• _Work required_:
Check each line of the records below and collect those holding "text".

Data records
· · · · · · ·

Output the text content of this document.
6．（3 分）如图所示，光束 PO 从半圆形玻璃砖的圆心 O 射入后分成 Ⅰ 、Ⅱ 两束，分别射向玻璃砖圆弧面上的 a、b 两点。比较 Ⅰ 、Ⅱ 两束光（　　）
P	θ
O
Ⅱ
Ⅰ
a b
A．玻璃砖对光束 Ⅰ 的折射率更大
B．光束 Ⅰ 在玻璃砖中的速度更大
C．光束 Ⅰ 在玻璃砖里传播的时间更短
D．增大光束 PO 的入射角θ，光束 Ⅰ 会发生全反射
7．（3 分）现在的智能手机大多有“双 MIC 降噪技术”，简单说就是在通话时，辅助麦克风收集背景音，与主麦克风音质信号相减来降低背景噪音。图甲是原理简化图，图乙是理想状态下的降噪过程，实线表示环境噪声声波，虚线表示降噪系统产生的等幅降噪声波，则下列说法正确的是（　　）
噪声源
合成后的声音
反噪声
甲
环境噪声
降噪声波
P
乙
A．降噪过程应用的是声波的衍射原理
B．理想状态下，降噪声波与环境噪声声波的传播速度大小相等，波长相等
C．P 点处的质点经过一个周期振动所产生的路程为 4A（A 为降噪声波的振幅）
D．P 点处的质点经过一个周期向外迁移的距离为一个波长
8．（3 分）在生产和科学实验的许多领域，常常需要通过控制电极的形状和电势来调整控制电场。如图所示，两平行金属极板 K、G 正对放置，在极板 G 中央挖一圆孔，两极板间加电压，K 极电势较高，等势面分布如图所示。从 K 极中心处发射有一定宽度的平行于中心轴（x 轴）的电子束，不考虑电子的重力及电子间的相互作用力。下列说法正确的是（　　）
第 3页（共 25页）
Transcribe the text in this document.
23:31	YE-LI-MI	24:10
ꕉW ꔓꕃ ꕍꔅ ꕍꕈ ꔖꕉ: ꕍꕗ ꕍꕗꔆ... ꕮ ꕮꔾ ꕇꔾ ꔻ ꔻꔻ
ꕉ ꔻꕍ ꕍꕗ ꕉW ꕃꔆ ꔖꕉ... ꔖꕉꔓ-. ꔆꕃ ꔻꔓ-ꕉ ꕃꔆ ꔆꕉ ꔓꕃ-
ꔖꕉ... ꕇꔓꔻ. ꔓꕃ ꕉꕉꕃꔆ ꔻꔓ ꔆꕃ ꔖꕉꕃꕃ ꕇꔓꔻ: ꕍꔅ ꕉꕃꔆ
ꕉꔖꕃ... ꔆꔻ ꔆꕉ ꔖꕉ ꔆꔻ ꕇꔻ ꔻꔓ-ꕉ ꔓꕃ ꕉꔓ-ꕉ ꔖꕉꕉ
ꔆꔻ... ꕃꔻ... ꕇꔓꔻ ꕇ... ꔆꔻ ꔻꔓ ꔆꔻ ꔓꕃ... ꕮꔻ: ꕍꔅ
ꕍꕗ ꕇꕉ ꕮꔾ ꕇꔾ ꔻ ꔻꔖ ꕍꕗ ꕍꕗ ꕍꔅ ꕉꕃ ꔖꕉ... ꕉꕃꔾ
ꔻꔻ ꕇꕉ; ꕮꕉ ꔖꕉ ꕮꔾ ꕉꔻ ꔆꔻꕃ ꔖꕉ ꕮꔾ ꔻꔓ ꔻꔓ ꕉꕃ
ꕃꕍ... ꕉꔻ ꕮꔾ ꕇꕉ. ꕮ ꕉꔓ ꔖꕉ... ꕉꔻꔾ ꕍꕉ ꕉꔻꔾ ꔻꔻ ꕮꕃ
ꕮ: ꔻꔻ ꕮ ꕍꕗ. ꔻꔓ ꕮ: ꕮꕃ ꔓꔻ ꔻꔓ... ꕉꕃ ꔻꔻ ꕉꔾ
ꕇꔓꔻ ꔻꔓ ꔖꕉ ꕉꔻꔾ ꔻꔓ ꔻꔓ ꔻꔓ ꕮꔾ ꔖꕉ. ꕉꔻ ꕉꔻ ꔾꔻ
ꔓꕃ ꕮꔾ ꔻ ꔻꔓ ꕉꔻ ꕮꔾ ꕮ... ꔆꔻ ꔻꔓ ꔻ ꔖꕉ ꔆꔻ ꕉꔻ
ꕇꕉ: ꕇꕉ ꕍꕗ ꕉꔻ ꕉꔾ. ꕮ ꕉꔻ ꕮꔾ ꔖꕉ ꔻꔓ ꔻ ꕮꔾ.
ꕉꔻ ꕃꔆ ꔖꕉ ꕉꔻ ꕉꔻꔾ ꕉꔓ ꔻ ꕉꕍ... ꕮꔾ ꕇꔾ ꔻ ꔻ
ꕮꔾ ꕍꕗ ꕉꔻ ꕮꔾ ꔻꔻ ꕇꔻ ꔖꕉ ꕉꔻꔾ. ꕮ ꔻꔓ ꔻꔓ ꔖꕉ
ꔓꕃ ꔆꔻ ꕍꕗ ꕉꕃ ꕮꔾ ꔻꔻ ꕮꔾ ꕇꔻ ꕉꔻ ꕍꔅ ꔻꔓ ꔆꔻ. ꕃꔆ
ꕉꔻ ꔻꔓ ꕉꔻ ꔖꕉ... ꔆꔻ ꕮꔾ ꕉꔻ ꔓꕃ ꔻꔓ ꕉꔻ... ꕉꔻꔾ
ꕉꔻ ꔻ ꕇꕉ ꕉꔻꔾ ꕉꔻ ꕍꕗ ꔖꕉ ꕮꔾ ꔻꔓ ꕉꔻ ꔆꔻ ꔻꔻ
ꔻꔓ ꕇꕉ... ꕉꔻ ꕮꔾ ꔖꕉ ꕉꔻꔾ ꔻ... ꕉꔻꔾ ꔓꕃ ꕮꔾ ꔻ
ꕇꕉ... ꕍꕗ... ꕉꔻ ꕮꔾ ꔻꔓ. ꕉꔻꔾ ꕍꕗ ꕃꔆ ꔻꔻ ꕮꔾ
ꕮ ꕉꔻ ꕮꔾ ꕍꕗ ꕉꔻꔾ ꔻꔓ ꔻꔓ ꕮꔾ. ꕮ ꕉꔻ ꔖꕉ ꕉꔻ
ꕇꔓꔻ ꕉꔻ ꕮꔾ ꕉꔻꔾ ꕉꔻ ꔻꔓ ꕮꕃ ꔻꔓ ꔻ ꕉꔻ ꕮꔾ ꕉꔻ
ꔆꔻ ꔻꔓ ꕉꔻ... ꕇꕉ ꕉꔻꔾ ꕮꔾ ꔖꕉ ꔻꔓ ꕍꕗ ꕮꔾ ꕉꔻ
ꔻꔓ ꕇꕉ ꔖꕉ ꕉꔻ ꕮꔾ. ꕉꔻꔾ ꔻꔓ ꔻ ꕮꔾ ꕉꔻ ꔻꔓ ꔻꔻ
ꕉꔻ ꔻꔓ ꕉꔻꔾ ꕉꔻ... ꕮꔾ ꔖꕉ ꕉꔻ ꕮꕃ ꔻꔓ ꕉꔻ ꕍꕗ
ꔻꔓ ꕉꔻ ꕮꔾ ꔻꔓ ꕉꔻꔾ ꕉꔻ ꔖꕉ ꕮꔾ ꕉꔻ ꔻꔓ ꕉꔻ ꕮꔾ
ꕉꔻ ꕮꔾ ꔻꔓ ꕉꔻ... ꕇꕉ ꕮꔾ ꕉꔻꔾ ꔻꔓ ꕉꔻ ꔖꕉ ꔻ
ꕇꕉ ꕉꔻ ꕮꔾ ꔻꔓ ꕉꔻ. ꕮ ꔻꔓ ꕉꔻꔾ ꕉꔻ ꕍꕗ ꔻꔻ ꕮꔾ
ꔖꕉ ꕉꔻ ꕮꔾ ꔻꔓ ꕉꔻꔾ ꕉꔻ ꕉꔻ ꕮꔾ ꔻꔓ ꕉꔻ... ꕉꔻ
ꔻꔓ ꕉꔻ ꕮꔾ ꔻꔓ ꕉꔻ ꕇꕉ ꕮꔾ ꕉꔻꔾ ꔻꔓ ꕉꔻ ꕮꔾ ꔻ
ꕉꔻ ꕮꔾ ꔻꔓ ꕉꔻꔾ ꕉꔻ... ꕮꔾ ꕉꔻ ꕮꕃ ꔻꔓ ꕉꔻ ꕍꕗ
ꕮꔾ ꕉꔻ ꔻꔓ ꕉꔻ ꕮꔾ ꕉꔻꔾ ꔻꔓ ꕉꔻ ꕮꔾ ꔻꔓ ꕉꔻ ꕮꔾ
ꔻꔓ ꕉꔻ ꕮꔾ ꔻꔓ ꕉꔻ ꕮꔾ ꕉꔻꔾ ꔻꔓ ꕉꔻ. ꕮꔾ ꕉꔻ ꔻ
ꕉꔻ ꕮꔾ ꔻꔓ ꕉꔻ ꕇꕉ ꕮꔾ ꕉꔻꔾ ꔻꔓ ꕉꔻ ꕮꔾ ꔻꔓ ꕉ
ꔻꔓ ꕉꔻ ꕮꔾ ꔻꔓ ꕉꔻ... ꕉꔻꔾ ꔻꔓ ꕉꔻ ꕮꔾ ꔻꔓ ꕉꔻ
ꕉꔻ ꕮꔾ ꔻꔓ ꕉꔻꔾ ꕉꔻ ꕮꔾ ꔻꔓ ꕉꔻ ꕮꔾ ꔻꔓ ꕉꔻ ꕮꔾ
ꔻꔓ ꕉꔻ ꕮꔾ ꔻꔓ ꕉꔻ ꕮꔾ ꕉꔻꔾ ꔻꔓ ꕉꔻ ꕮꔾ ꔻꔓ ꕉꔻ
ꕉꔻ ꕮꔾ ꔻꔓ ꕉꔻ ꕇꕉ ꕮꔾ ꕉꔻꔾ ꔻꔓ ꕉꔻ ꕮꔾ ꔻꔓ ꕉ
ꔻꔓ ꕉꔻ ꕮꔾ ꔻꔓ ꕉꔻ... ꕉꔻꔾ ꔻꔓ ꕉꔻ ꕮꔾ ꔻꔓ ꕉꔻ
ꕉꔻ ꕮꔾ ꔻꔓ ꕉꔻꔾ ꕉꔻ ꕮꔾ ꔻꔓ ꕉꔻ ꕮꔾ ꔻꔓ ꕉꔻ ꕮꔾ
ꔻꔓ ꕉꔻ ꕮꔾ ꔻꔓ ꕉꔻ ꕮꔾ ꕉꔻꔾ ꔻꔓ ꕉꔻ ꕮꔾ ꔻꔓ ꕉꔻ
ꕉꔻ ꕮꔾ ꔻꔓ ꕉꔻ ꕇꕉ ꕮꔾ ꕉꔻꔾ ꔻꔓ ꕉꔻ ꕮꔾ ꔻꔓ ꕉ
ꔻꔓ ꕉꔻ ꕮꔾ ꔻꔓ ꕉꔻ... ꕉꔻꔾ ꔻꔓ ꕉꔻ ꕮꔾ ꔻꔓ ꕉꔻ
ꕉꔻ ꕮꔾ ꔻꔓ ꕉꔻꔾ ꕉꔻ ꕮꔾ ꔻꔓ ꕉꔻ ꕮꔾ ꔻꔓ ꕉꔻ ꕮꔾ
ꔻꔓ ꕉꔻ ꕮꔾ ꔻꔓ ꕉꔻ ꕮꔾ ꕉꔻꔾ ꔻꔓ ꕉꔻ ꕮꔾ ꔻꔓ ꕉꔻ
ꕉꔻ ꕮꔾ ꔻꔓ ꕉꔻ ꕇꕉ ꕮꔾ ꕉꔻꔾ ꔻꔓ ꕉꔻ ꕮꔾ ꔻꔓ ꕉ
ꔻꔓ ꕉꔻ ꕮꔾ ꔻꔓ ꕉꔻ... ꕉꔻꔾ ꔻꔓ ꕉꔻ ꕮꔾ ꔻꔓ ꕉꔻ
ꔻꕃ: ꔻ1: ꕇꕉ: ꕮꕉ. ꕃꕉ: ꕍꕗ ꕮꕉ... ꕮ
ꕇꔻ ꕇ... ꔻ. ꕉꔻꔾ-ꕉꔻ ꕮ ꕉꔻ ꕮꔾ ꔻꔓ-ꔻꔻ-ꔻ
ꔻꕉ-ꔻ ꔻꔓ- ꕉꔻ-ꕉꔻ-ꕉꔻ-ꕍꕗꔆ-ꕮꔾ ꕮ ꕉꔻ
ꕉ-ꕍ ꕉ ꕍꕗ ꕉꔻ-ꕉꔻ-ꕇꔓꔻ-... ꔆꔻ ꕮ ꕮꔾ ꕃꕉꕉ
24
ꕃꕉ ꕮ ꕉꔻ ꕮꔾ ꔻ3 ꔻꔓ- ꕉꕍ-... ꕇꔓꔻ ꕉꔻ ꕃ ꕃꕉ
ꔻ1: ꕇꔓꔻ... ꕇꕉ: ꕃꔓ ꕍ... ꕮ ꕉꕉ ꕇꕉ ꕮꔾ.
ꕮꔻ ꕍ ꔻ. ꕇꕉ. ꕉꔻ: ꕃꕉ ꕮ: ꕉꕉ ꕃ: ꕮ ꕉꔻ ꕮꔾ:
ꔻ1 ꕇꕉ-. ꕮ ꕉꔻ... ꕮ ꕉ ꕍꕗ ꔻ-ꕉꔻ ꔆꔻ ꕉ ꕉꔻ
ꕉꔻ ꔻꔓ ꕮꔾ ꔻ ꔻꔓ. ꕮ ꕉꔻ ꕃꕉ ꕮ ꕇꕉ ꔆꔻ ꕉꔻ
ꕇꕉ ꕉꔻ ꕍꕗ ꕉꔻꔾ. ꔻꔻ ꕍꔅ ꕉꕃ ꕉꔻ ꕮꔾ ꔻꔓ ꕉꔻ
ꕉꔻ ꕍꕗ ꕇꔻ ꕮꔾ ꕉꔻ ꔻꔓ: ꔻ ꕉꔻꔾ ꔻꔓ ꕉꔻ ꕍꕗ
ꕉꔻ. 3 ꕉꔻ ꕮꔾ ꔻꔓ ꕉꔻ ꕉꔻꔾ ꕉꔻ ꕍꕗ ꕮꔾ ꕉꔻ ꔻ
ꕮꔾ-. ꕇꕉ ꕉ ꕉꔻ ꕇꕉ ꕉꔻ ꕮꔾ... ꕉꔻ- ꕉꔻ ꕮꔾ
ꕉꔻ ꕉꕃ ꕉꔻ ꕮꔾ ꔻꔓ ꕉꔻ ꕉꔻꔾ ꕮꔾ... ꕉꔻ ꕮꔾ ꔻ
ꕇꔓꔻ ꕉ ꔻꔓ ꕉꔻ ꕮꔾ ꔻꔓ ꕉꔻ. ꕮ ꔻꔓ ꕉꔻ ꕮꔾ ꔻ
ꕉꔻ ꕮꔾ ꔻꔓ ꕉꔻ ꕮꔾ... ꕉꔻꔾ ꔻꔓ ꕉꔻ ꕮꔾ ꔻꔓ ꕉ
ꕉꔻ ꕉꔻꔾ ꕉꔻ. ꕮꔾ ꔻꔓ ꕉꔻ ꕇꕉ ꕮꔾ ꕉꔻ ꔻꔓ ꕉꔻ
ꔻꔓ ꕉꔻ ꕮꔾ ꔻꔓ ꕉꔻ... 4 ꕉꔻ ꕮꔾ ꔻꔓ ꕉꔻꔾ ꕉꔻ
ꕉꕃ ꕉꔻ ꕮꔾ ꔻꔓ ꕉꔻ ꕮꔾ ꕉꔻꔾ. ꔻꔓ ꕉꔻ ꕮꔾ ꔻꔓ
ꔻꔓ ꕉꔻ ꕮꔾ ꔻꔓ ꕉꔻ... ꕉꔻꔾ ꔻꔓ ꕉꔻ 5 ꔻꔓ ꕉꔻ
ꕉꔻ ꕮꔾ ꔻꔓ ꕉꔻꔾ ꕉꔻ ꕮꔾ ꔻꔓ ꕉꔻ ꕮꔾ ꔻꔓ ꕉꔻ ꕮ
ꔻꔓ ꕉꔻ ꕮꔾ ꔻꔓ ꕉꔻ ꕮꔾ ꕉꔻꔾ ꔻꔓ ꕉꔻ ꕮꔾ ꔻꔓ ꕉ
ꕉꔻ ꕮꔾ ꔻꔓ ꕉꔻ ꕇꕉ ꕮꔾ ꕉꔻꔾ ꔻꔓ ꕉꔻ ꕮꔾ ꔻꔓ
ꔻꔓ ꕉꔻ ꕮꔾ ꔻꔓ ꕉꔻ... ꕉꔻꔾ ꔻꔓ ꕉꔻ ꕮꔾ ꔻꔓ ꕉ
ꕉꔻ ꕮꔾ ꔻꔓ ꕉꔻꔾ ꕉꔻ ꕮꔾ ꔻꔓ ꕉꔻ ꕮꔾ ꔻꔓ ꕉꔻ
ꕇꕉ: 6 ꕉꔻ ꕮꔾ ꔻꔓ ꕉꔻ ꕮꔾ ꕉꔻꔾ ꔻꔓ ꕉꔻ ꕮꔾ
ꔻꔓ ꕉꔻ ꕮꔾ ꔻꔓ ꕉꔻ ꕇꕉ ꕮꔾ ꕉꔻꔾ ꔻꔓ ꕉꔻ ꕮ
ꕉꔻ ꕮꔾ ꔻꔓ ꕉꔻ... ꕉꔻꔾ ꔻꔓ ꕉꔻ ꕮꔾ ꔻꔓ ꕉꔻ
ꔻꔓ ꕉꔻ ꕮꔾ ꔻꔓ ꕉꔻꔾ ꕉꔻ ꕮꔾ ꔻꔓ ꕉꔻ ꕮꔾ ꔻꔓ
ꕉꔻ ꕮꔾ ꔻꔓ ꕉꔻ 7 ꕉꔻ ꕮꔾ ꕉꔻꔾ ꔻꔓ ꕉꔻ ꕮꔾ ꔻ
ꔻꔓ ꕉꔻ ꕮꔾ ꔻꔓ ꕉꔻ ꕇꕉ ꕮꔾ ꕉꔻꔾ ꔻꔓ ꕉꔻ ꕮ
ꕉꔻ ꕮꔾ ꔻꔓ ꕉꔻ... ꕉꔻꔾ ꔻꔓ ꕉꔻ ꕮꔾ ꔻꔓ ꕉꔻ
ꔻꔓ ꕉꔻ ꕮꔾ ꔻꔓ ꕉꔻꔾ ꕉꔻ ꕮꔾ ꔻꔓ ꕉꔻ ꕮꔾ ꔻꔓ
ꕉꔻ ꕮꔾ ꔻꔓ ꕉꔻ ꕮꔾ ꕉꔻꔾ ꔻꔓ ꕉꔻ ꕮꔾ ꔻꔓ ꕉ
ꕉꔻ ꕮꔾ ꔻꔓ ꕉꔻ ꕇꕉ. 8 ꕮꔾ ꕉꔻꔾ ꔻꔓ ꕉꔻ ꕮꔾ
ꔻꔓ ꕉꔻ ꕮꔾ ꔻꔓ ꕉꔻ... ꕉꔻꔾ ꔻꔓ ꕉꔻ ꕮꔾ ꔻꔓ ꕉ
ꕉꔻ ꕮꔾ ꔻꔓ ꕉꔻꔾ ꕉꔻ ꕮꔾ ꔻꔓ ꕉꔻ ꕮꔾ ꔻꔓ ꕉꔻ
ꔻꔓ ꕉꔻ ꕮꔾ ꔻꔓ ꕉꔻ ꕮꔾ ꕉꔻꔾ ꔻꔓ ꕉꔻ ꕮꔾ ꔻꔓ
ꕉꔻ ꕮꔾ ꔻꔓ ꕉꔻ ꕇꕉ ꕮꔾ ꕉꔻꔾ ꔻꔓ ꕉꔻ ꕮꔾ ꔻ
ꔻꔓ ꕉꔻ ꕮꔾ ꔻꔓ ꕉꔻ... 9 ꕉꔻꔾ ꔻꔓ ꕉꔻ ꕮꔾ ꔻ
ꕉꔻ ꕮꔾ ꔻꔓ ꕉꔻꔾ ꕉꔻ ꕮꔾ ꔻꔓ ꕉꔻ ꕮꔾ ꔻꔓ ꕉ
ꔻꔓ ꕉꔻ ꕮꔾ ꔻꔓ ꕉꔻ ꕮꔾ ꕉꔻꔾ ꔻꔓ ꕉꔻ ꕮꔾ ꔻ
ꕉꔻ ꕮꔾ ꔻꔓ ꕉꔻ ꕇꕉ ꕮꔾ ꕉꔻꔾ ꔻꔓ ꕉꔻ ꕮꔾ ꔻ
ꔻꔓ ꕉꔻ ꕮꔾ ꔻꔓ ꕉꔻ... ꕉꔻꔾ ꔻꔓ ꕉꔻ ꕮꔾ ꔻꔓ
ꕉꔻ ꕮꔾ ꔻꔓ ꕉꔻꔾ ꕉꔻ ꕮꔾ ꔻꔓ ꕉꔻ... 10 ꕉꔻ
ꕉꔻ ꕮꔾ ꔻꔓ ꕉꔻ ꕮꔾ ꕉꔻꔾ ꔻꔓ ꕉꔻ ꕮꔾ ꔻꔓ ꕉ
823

· · · · · · ·

• _Correct result_:
Output the text content of this document.
Transcribe the text in this document.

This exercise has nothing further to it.